(Aim of the task):
"Optimization" appears in how many lines of the entries? State only the number.

(Records)
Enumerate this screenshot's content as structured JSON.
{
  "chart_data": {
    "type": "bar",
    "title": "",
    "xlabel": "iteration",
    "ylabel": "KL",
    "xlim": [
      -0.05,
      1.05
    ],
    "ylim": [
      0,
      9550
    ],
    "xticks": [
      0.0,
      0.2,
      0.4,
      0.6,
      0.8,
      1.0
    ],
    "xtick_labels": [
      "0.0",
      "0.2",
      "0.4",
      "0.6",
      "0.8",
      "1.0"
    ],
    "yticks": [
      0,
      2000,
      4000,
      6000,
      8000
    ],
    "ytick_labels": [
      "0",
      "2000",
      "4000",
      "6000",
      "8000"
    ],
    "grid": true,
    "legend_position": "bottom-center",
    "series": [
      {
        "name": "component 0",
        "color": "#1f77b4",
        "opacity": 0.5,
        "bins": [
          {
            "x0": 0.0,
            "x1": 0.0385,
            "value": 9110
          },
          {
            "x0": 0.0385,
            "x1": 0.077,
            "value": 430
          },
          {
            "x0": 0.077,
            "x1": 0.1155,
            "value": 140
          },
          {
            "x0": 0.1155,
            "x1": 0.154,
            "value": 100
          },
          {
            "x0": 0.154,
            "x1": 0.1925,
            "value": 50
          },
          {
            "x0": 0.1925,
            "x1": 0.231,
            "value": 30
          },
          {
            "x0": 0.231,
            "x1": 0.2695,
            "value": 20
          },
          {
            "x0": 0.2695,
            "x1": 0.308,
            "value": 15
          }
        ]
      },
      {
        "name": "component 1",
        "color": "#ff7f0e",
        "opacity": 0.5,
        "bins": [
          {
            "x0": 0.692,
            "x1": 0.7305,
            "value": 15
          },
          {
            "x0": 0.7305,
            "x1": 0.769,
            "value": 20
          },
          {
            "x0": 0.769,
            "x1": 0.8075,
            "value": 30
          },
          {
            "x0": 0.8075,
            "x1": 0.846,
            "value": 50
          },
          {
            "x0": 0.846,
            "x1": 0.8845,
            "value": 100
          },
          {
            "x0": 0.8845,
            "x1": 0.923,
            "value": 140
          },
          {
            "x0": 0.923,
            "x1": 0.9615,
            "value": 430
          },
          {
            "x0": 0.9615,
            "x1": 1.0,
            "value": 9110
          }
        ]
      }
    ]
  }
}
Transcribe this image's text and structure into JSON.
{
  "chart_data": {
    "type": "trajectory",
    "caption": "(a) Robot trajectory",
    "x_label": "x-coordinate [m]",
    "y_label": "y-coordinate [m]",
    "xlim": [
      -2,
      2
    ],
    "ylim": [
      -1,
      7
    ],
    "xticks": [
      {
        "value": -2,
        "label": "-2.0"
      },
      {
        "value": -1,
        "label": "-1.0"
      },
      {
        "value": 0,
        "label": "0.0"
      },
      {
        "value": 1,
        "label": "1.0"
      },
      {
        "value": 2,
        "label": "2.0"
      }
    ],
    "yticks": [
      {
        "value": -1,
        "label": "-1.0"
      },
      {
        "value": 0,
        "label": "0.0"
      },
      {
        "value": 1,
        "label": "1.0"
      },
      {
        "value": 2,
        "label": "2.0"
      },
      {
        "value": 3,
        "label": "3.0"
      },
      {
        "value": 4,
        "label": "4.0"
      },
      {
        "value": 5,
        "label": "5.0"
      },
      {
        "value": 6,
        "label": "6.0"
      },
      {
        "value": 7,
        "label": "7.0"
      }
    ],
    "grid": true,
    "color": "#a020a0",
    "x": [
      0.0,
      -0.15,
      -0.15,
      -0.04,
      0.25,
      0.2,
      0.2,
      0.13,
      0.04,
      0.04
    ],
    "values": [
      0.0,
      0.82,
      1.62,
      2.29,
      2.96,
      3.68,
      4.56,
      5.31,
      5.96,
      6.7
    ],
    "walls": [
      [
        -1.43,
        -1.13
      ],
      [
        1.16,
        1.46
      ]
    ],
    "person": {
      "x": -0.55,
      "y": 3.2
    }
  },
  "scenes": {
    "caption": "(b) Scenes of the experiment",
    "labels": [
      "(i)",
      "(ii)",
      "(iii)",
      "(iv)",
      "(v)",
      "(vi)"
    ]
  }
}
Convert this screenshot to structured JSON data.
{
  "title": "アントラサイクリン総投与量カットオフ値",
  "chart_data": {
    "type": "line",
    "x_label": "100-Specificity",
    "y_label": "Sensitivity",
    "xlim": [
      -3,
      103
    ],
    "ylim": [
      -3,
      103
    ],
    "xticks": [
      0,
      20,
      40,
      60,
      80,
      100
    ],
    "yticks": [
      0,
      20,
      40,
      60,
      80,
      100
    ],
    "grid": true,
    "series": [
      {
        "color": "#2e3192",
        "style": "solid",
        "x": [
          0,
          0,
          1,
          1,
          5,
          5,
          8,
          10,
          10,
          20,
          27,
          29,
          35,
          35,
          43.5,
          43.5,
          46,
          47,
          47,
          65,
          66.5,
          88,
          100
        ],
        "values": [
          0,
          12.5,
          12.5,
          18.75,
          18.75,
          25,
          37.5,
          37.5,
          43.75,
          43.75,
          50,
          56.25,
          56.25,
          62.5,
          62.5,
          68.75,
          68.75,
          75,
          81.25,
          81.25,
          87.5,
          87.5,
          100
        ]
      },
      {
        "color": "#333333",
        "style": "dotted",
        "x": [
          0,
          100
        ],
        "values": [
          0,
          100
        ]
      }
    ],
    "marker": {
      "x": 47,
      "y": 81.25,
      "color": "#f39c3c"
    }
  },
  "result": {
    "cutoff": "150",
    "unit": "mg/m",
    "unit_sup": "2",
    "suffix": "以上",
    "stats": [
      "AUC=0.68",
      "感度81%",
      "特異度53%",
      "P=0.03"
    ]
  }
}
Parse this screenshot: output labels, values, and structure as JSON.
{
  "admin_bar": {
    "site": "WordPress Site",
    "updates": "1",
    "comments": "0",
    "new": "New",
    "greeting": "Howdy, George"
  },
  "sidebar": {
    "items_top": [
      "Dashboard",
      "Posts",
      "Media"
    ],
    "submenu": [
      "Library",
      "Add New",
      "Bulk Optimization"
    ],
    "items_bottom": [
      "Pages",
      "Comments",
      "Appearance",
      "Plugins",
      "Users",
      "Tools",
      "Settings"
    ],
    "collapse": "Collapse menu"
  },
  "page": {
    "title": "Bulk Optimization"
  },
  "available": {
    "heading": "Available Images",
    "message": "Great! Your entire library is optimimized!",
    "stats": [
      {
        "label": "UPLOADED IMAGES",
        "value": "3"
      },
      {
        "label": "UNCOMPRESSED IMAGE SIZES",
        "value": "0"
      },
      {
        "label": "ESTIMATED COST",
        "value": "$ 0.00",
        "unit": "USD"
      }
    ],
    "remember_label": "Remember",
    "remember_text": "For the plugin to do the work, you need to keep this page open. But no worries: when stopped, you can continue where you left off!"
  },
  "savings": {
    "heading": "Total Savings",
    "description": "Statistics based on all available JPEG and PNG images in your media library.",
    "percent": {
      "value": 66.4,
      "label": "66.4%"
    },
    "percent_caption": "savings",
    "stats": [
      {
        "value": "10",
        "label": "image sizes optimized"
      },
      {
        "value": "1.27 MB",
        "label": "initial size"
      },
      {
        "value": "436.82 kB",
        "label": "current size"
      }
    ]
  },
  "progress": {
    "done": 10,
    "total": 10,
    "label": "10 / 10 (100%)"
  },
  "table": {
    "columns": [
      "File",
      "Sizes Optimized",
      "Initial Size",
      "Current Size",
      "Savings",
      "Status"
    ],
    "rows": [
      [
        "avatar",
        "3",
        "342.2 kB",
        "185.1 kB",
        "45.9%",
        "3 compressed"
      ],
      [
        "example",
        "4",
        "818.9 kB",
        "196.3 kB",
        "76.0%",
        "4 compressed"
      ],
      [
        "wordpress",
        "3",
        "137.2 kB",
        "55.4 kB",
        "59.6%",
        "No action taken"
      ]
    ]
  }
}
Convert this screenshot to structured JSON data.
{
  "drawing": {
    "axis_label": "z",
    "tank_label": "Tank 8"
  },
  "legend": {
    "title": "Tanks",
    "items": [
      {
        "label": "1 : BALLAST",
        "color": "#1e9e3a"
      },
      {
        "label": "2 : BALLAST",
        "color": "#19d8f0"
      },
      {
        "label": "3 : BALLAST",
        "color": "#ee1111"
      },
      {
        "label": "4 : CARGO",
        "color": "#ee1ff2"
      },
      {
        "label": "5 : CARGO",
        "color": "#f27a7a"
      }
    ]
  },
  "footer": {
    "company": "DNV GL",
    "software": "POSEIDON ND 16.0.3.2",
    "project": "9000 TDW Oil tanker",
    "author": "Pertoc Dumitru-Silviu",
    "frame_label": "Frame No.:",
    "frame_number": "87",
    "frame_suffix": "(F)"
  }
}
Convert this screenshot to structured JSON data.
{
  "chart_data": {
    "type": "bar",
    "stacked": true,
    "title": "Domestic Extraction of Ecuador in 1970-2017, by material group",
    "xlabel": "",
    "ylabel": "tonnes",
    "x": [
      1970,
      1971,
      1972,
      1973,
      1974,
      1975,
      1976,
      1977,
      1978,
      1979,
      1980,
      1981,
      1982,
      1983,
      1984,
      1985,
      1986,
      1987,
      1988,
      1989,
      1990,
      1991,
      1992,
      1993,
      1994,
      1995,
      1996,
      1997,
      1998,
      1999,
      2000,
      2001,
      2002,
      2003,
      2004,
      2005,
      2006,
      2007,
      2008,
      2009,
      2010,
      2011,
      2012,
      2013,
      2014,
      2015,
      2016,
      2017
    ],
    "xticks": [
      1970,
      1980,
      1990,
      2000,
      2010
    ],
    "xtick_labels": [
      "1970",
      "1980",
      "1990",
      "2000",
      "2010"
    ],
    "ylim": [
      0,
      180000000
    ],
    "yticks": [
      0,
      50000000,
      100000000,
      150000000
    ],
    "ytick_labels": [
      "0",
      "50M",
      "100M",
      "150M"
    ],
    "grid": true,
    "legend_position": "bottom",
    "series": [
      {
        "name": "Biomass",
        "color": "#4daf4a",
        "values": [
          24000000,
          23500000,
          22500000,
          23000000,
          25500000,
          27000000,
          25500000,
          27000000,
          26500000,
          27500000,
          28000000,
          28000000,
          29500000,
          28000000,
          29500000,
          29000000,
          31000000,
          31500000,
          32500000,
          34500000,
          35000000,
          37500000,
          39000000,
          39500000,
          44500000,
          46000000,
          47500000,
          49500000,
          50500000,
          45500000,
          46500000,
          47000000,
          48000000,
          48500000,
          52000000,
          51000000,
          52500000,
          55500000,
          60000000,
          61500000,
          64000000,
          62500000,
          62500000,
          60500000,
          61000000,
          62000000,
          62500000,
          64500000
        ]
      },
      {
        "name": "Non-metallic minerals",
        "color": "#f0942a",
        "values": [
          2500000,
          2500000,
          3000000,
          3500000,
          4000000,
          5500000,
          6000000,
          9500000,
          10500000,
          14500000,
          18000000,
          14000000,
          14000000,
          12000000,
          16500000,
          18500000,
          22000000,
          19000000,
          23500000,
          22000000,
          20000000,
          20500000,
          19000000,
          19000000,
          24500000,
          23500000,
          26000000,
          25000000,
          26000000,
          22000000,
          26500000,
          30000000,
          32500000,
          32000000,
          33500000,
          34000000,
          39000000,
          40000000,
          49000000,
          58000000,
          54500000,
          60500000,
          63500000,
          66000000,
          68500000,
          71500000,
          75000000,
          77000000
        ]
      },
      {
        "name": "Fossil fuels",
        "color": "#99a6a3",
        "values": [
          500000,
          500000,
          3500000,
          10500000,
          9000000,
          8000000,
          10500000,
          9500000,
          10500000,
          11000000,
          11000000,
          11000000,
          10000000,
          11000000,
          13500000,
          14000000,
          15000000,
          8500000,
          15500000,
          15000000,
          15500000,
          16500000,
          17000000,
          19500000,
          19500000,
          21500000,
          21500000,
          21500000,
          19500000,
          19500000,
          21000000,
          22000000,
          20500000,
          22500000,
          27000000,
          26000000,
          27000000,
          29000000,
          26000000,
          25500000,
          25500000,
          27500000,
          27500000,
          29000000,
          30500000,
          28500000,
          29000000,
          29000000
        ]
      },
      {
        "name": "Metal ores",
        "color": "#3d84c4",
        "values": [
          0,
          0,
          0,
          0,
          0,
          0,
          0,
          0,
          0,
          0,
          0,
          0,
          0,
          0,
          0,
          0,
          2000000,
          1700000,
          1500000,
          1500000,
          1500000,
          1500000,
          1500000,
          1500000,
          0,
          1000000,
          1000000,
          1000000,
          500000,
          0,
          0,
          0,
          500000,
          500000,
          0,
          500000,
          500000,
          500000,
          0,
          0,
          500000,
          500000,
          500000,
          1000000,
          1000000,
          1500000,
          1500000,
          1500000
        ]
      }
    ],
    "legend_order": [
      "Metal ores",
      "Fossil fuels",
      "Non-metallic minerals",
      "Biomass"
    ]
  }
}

(Solved problem):
2